**SET EXERCISE:** Quote all of the data exactly as given. Skip every picture it contains.

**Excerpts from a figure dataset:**
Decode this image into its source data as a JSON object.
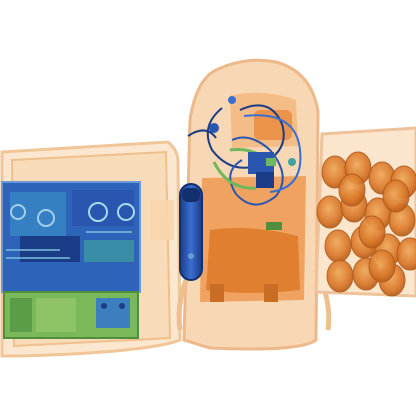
{
  "scene": {
    "kind": "x-ray baggage scan",
    "background": "#ffffff",
    "objects": [
      {
        "name": "laptop-bag",
        "contents": [
          "laptop",
          "battery",
          "charger"
        ]
      },
      {
        "name": "backpack",
        "contents": [
          "cables",
          "electronics",
          "flashlight",
          "keys"
        ]
      },
      {
        "name": "box-of-round-items",
        "count": 19
      }
    ],
    "palette": {
      "organic": "#e8883a",
      "light_organic": "#f3c99a",
      "metal": "#2a56b0",
      "dense_metal": "#1b3c86",
      "mixed": "#3fa0a0",
      "green_mixed": "#6cb85a"
    }
  }
}
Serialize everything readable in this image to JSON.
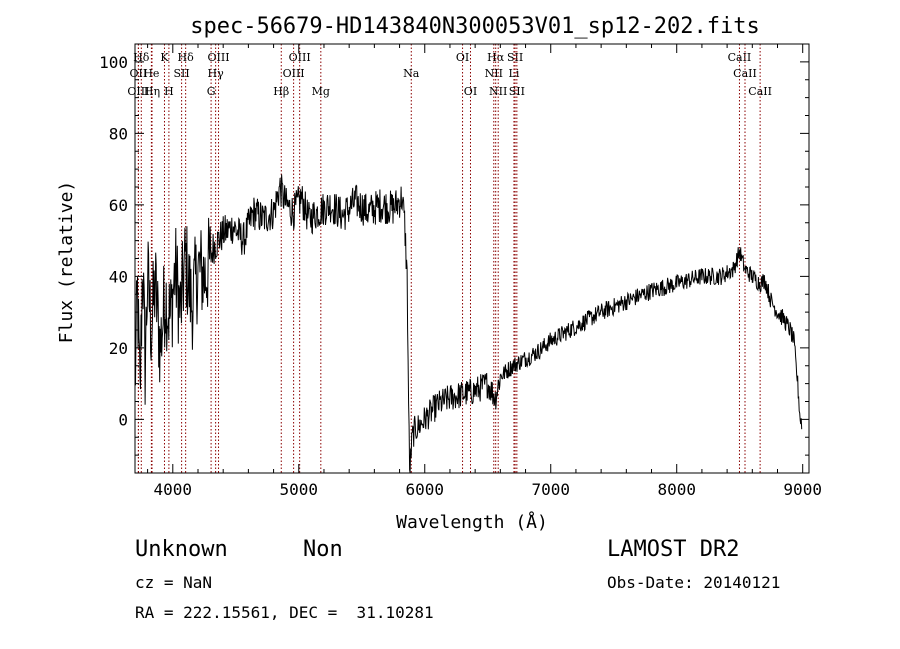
{
  "chart_data": {
    "type": "line",
    "title": "spec-56679-HD143840N300053V01_sp12-202.fits",
    "xlabel": "Wavelength (Å)",
    "ylabel": "Flux (relative)",
    "xlim": [
      3700,
      9050
    ],
    "ylim": [
      -15,
      105
    ],
    "xticks": [
      4000,
      5000,
      6000,
      7000,
      8000,
      9000
    ],
    "yticks": [
      0,
      20,
      40,
      60,
      80,
      100
    ],
    "grid": false,
    "line_color": "#000000",
    "marker_color": "#8b0000",
    "series": [
      {
        "name": "flux",
        "x": [
          3700,
          3720,
          3740,
          3760,
          3780,
          3800,
          3830,
          3860,
          3900,
          3940,
          3980,
          4020,
          4060,
          4100,
          4150,
          4200,
          4260,
          4320,
          4400,
          4480,
          4560,
          4640,
          4720,
          4800,
          4850,
          4900,
          4960,
          5020,
          5080,
          5150,
          5250,
          5350,
          5450,
          5550,
          5650,
          5750,
          5820,
          5840,
          5860,
          5870,
          5880,
          5890,
          5900,
          5920,
          5950,
          6000,
          6050,
          6100,
          6200,
          6300,
          6400,
          6500,
          6560,
          6600,
          6700,
          6800,
          6900,
          7000,
          7200,
          7400,
          7600,
          7800,
          8000,
          8200,
          8350,
          8450,
          8500,
          8540,
          8600,
          8660,
          8700,
          8750,
          8800,
          8850,
          8900,
          8930,
          8960,
          8980,
          8995
        ],
        "y": [
          10,
          35,
          5,
          45,
          15,
          40,
          25,
          38,
          20,
          35,
          28,
          42,
          30,
          45,
          32,
          42,
          40,
          48,
          52,
          54,
          50,
          58,
          56,
          58,
          65,
          60,
          58,
          62,
          56,
          58,
          60,
          57,
          61,
          58,
          60,
          59,
          62,
          55,
          40,
          10,
          -15,
          -10,
          -5,
          -3,
          -2,
          0,
          2,
          4,
          6,
          7,
          8,
          10,
          6,
          12,
          15,
          17,
          19,
          22,
          26,
          30,
          33,
          36,
          38,
          40,
          40,
          42,
          47,
          42,
          40,
          38,
          39,
          33,
          30,
          28,
          25,
          22,
          10,
          0,
          -1
        ]
      }
    ],
    "markers": [
      {
        "label": "Hδ",
        "x": 3750,
        "row": 1
      },
      {
        "label": "OII",
        "x": 3727,
        "row": 2
      },
      {
        "label": "OIII",
        "x": 3727,
        "row": 3
      },
      {
        "label": "He",
        "x": 3830,
        "row": 2
      },
      {
        "label": "Hη",
        "x": 3835,
        "row": 3
      },
      {
        "label": "K",
        "x": 3934,
        "row": 1
      },
      {
        "label": "H",
        "x": 3969,
        "row": 3
      },
      {
        "label": "SII",
        "x": 4070,
        "row": 2
      },
      {
        "label": "Hδ",
        "x": 4102,
        "row": 1
      },
      {
        "label": "OIII",
        "x": 4363,
        "row": 1
      },
      {
        "label": "Hγ",
        "x": 4340,
        "row": 2
      },
      {
        "label": "G",
        "x": 4304,
        "row": 3
      },
      {
        "label": "Hβ",
        "x": 4861,
        "row": 3
      },
      {
        "label": "OIII",
        "x": 5007,
        "row": 1
      },
      {
        "label": "OIII",
        "x": 4959,
        "row": 2
      },
      {
        "label": "Mg",
        "x": 5175,
        "row": 3
      },
      {
        "label": "Na",
        "x": 5893,
        "row": 2
      },
      {
        "label": "OI",
        "x": 6300,
        "row": 1
      },
      {
        "label": "OI",
        "x": 6363,
        "row": 3
      },
      {
        "label": "Hα",
        "x": 6563,
        "row": 1
      },
      {
        "label": "NII",
        "x": 6548,
        "row": 2
      },
      {
        "label": "NII",
        "x": 6583,
        "row": 3
      },
      {
        "label": "SII",
        "x": 6717,
        "row": 1
      },
      {
        "label": "Li",
        "x": 6708,
        "row": 2
      },
      {
        "label": "SII",
        "x": 6731,
        "row": 3
      },
      {
        "label": "CaII",
        "x": 8498,
        "row": 1
      },
      {
        "label": "CaII",
        "x": 8542,
        "row": 2
      },
      {
        "label": "CaII",
        "x": 8662,
        "row": 3
      }
    ]
  },
  "info": {
    "class": "Unknown",
    "subclass": "Non",
    "survey": "LAMOST DR2",
    "cz": "cz = NaN",
    "obs_date": "Obs-Date: 20140121",
    "coords": "RA = 222.15561, DEC =  31.10281"
  }
}
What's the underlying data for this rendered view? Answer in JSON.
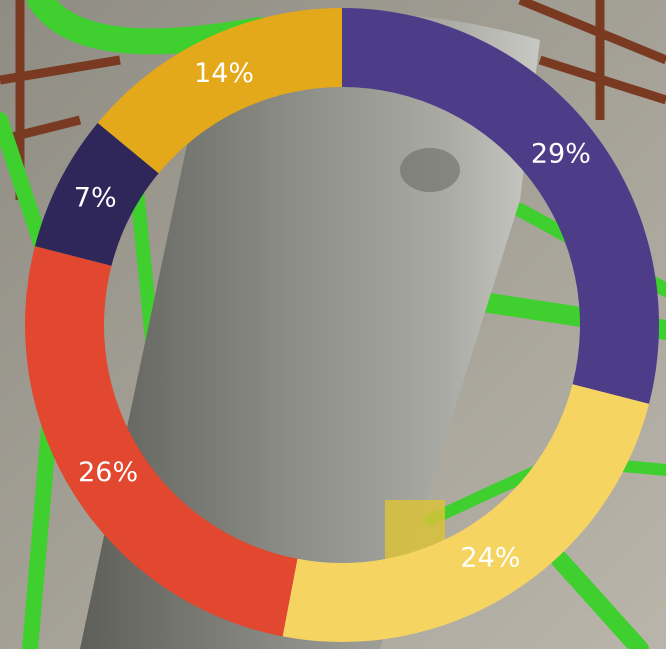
{
  "chart_data": {
    "type": "donut",
    "values": [
      29,
      24,
      26,
      7,
      14
    ],
    "value_labels": [
      "29%",
      "24%",
      "26%",
      "7%",
      "14%"
    ],
    "colors": [
      "#4d3d88",
      "#f6d462",
      "#e2472f",
      "#2f2759",
      "#e3a91a"
    ]
  }
}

**ANSWER TO THE TASK:**
Decode this image into its source data as a JSON object.
{
  "scene": {
    "kind": "x-ray baggage scan",
    "background": "#ffffff",
    "objects": [
      {
        "name": "laptop-bag",
        "contents": [
          "laptop",
          "battery",
          "charger"
        ]
      },
      {
        "name": "backpack",
        "contents": [
          "cables",
          "electronics",
          "flashlight",
          "keys"
        ]
      },
      {
        "name": "box-of-round-items",
        "count": 19
      }
    ],
    "palette": {
      "organic": "#e8883a",
      "light_organic": "#f3c99a",
      "metal": "#2a56b0",
      "dense_metal": "#1b3c86",
      "mixed": "#3fa0a0",
      "green_mixed": "#6cb85a"
    }
  }
}
Serialize everything readable in this image to JSON.
{
  "chart_data": {
    "type": "line",
    "title": "spec-56679-HD143840N300053V01_sp12-202.fits",
    "xlabel": "Wavelength (Å)",
    "ylabel": "Flux (relative)",
    "xlim": [
      3700,
      9050
    ],
    "ylim": [
      -15,
      105
    ],
    "xticks": [
      4000,
      5000,
      6000,
      7000,
      8000,
      9000
    ],
    "yticks": [
      0,
      20,
      40,
      60,
      80,
      100
    ],
    "grid": false,
    "line_color": "#000000",
    "marker_color": "#8b0000",
    "series": [
      {
        "name": "flux",
        "x": [
          3700,
          3720,
          3740,
          3760,
          3780,
          3800,
          3830,
          3860,
          3900,
          3940,
          3980,
          4020,
          4060,
          4100,
          4150,
          4200,
          4260,
          4320,
          4400,
          4480,
          4560,
          4640,
          4720,
          4800,
          4850,
          4900,
          4960,
          5020,
          5080,
          5150,
          5250,
          5350,
          5450,
          5550,
          5650,
          5750,
          5820,
          5840,
          5860,
          5870,
          5880,
          5890,
          5900,
          5920,
          5950,
          6000,
          6050,
          6100,
          6200,
          6300,
          6400,
          6500,
          6560,
          6600,
          6700,
          6800,
          6900,
          7000,
          7200,
          7400,
          7600,
          7800,
          8000,
          8200,
          8350,
          8450,
          8500,
          8540,
          8600,
          8660,
          8700,
          8750,
          8800,
          8850,
          8900,
          8930,
          8960,
          8980,
          8995
        ],
        "y": [
          10,
          35,
          5,
          45,
          15,
          40,
          25,
          38,
          20,
          35,
          28,
          42,
          30,
          45,
          32,
          42,
          40,
          48,
          52,
          54,
          50,
          58,
          56,
          58,
          65,
          60,
          58,
          62,
          56,
          58,
          60,
          57,
          61,
          58,
          60,
          59,
          62,
          55,
          40,
          10,
          -15,
          -10,
          -5,
          -3,
          -2,
          0,
          2,
          4,
          6,
          7,
          8,
          10,
          6,
          12,
          15,
          17,
          19,
          22,
          26,
          30,
          33,
          36,
          38,
          40,
          40,
          42,
          47,
          42,
          40,
          38,
          39,
          33,
          30,
          28,
          25,
          22,
          10,
          0,
          -1
        ]
      }
    ],
    "markers": [
      {
        "label": "Hδ",
        "x": 3750,
        "row": 1
      },
      {
        "label": "OII",
        "x": 3727,
        "row": 2
      },
      {
        "label": "OIII",
        "x": 3727,
        "row": 3
      },
      {
        "label": "He",
        "x": 3830,
        "row": 2
      },
      {
        "label": "Hη",
        "x": 3835,
        "row": 3
      },
      {
        "label": "K",
        "x": 3934,
        "row": 1
      },
      {
        "label": "H",
        "x": 3969,
        "row": 3
      },
      {
        "label": "SII",
        "x": 4070,
        "row": 2
      },
      {
        "label": "Hδ",
        "x": 4102,
        "row": 1
      },
      {
        "label": "OIII",
        "x": 4363,
        "row": 1
      },
      {
        "label": "Hγ",
        "x": 4340,
        "row": 2
      },
      {
        "label": "G",
        "x": 4304,
        "row": 3
      },
      {
        "label": "Hβ",
        "x": 4861,
        "row": 3
      },
      {
        "label": "OIII",
        "x": 5007,
        "row": 1
      },
      {
        "label": "OIII",
        "x": 4959,
        "row": 2
      },
      {
        "label": "Mg",
        "x": 5175,
        "row": 3
      },
      {
        "label": "Na",
        "x": 5893,
        "row": 2
      },
      {
        "label": "OI",
        "x": 6300,
        "row": 1
      },
      {
        "label": "OI",
        "x": 6363,
        "row": 3
      },
      {
        "label": "Hα",
        "x": 6563,
        "row": 1
      },
      {
        "label": "NII",
        "x": 6548,
        "row": 2
      },
      {
        "label": "NII",
        "x": 6583,
        "row": 3
      },
      {
        "label": "SII",
        "x": 6717,
        "row": 1
      },
      {
        "label": "Li",
        "x": 6708,
        "row": 2
      },
      {
        "label": "SII",
        "x": 6731,
        "row": 3
      },
      {
        "label": "CaII",
        "x": 8498,
        "row": 1
      },
      {
        "label": "CaII",
        "x": 8542,
        "row": 2
      },
      {
        "label": "CaII",
        "x": 8662,
        "row": 3
      }
    ]
  },
  "info": {
    "class": "Unknown",
    "subclass": "Non",
    "survey": "LAMOST DR2",
    "cz": "cz = NaN",
    "obs_date": "Obs-Date: 20140121",
    "coords": "RA = 222.15561, DEC =  31.10281"
  }
}
What's the underlying data for this rendered view? Answer in JSON.
{
  "chart_data": {
    "type": "donut",
    "values": [
      29,
      24,
      26,
      7,
      14
    ],
    "value_labels": [
      "29%",
      "24%",
      "26%",
      "7%",
      "14%"
    ],
    "colors": [
      "#4d3d88",
      "#f6d462",
      "#e2472f",
      "#2f2759",
      "#e3a91a"
    ]
  }
}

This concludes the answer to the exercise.